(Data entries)
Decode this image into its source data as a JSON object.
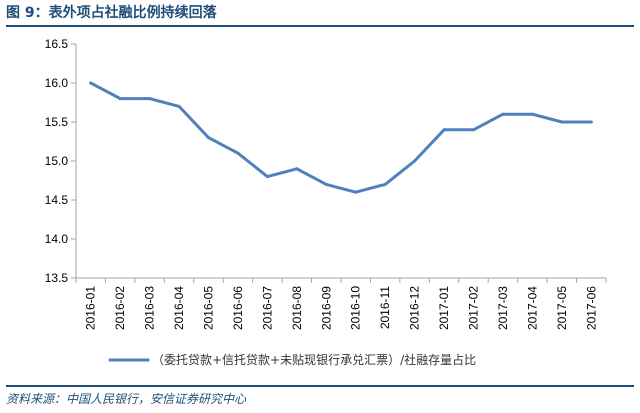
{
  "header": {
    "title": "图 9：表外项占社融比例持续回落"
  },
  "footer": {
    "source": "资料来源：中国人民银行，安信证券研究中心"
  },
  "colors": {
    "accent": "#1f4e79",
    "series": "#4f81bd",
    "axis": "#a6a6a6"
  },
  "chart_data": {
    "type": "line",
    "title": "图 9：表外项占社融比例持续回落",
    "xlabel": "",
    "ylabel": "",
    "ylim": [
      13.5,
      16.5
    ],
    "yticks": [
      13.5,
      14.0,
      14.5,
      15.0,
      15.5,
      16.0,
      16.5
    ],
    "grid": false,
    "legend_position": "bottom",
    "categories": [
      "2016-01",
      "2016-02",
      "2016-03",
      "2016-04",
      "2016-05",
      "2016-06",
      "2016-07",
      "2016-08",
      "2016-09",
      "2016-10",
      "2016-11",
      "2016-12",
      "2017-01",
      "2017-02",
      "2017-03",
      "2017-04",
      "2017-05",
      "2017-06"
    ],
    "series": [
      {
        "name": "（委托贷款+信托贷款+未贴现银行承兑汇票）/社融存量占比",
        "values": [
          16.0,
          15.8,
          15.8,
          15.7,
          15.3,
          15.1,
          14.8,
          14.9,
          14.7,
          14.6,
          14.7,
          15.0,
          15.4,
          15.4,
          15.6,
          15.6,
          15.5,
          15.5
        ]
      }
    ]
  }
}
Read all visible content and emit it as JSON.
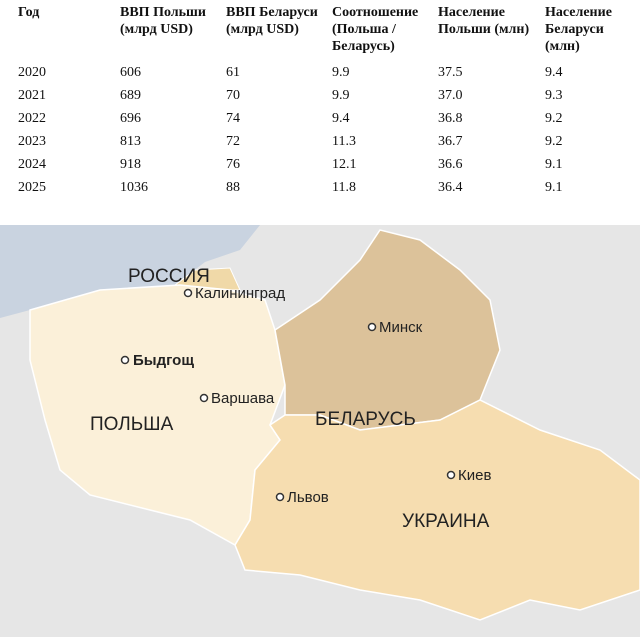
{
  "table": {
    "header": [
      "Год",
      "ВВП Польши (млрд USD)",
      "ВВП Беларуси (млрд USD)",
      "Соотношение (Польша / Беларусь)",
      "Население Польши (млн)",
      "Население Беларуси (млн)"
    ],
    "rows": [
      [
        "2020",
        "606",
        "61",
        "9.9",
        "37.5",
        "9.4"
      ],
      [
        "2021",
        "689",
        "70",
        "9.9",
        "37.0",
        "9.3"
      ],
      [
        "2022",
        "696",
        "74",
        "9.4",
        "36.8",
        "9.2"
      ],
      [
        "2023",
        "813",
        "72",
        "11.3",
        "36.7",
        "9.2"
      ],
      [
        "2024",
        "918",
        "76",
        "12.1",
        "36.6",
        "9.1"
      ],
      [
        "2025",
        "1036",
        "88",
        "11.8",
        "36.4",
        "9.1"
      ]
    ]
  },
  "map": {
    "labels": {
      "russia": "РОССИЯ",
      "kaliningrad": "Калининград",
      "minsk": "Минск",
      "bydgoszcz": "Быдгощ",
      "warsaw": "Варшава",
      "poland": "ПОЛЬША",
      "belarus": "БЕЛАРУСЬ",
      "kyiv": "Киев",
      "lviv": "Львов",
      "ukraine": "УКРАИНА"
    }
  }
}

* [GIVEN TASK]: Copy the listing over exactly, skipping the pictures it holds.

* [TASK RESULT]:
Decode this image into its source data as a JSON object.
{
  "header": {
    "title": "图 9：表外项占社融比例持续回落"
  },
  "footer": {
    "source": "资料来源：中国人民银行，安信证券研究中心"
  },
  "colors": {
    "accent": "#1f4e79",
    "series": "#4f81bd",
    "axis": "#a6a6a6"
  },
  "chart_data": {
    "type": "line",
    "title": "图 9：表外项占社融比例持续回落",
    "xlabel": "",
    "ylabel": "",
    "ylim": [
      13.5,
      16.5
    ],
    "yticks": [
      13.5,
      14.0,
      14.5,
      15.0,
      15.5,
      16.0,
      16.5
    ],
    "grid": false,
    "legend_position": "bottom",
    "categories": [
      "2016-01",
      "2016-02",
      "2016-03",
      "2016-04",
      "2016-05",
      "2016-06",
      "2016-07",
      "2016-08",
      "2016-09",
      "2016-10",
      "2016-11",
      "2016-12",
      "2017-01",
      "2017-02",
      "2017-03",
      "2017-04",
      "2017-05",
      "2017-06"
    ],
    "series": [
      {
        "name": "（委托贷款+信托贷款+未贴现银行承兑汇票）/社融存量占比",
        "values": [
          16.0,
          15.8,
          15.8,
          15.7,
          15.3,
          15.1,
          14.8,
          14.9,
          14.7,
          14.6,
          14.7,
          15.0,
          15.4,
          15.4,
          15.6,
          15.6,
          15.5,
          15.5
        ]
      }
    ]
  }
}
Read all visible content and emit it as JSON.
{
  "table": {
    "header": [
      "Год",
      "ВВП Польши (млрд USD)",
      "ВВП Беларуси (млрд USD)",
      "Соотношение (Польша / Беларусь)",
      "Население Польши (млн)",
      "Население Беларуси (млн)"
    ],
    "rows": [
      [
        "2020",
        "606",
        "61",
        "9.9",
        "37.5",
        "9.4"
      ],
      [
        "2021",
        "689",
        "70",
        "9.9",
        "37.0",
        "9.3"
      ],
      [
        "2022",
        "696",
        "74",
        "9.4",
        "36.8",
        "9.2"
      ],
      [
        "2023",
        "813",
        "72",
        "11.3",
        "36.7",
        "9.2"
      ],
      [
        "2024",
        "918",
        "76",
        "12.1",
        "36.6",
        "9.1"
      ],
      [
        "2025",
        "1036",
        "88",
        "11.8",
        "36.4",
        "9.1"
      ]
    ]
  },
  "map": {
    "labels": {
      "russia": "РОССИЯ",
      "kaliningrad": "Калининград",
      "minsk": "Минск",
      "bydgoszcz": "Быдгощ",
      "warsaw": "Варшава",
      "poland": "ПОЛЬША",
      "belarus": "БЕЛАРУСЬ",
      "kyiv": "Киев",
      "lviv": "Львов",
      "ukraine": "УКРАИНА"
    }
  }
}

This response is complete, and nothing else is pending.